## Required work
In full and without alteration, give the listing again.
◇ ◇ ◇ ◇
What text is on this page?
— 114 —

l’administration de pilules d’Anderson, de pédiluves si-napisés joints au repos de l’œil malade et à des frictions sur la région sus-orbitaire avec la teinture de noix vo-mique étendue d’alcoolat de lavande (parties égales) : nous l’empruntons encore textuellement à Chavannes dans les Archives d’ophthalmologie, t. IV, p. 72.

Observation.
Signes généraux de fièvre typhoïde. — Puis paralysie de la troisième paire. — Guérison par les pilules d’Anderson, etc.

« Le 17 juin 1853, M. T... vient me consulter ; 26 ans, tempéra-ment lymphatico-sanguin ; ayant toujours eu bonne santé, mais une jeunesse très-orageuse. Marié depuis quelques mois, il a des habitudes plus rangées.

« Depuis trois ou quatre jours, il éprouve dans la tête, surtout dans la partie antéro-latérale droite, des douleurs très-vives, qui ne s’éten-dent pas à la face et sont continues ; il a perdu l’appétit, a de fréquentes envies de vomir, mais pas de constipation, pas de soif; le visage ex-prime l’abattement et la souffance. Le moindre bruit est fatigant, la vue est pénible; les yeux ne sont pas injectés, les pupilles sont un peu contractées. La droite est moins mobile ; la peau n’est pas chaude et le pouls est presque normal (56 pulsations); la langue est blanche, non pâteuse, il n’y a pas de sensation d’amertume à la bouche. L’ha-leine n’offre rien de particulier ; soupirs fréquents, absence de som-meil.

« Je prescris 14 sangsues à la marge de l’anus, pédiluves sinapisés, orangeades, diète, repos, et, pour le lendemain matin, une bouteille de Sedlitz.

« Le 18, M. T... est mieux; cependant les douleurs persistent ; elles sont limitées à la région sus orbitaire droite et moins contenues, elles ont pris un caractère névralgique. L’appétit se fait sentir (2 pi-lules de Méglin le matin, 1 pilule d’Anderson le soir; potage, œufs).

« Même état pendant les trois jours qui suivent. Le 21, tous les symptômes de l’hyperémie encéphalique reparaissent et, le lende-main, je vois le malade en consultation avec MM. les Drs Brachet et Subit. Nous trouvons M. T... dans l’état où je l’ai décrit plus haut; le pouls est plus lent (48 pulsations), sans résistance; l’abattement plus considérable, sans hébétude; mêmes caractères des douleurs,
◇ ◇ ◇ ◇
## Full response
What text is on this page?
— 114 —

l’administration de pilules d’Anderson, de pédiluves si-napisés joints au repos de l’œil malade et à des frictions sur la région sus-orbitaire avec la teinture de noix vo-mique étendue d’alcoolat de lavande (parties égales) : nous l’empruntons encore textuellement à Chavannes dans les Archives d’ophthalmologie, t. IV, p. 72.

Observation.
Signes généraux de fièvre typhoïde. — Puis paralysie de la troisième paire. — Guérison par les pilules d’Anderson, etc.

« Le 17 juin 1853, M. T... vient me consulter ; 26 ans, tempéra-ment lymphatico-sanguin ; ayant toujours eu bonne santé, mais une jeunesse très-orageuse. Marié depuis quelques mois, il a des habitudes plus rangées.

« Depuis trois ou quatre jours, il éprouve dans la tête, surtout dans la partie antéro-latérale droite, des douleurs très-vives, qui ne s’éten-dent pas à la face et sont continues ; il a perdu l’appétit, a de fréquentes envies de vomir, mais pas de constipation, pas de soif; le visage ex-prime l’abattement et la souffance. Le moindre bruit est fatigant, la vue est pénible; les yeux ne sont pas injectés, les pupilles sont un peu contractées. La droite est moins mobile ; la peau n’est pas chaude et le pouls est presque normal (56 pulsations); la langue est blanche, non pâteuse, il n’y a pas de sensation d’amertume à la bouche. L’ha-leine n’offre rien de particulier ; soupirs fréquents, absence de som-meil.

« Je prescris 14 sangsues à la marge de l’anus, pédiluves sinapisés, orangeades, diète, repos, et, pour le lendemain matin, une bouteille de Sedlitz.

« Le 18, M. T... est mieux; cependant les douleurs persistent ; elles sont limitées à la région sus orbitaire droite et moins contenues, elles ont pris un caractère névralgique. L’appétit se fait sentir (2 pi-lules de Méglin le matin, 1 pilule d’Anderson le soir; potage, œufs).

« Même état pendant les trois jours qui suivent. Le 21, tous les symptômes de l’hyperémie encéphalique reparaissent et, le lende-main, je vois le malade en consultation avec MM. les Drs Brachet et Subit. Nous trouvons M. T... dans l’état où je l’ai décrit plus haut; le pouls est plus lent (48 pulsations), sans résistance; l’abattement plus considérable, sans hébétude; mêmes caractères des douleurs,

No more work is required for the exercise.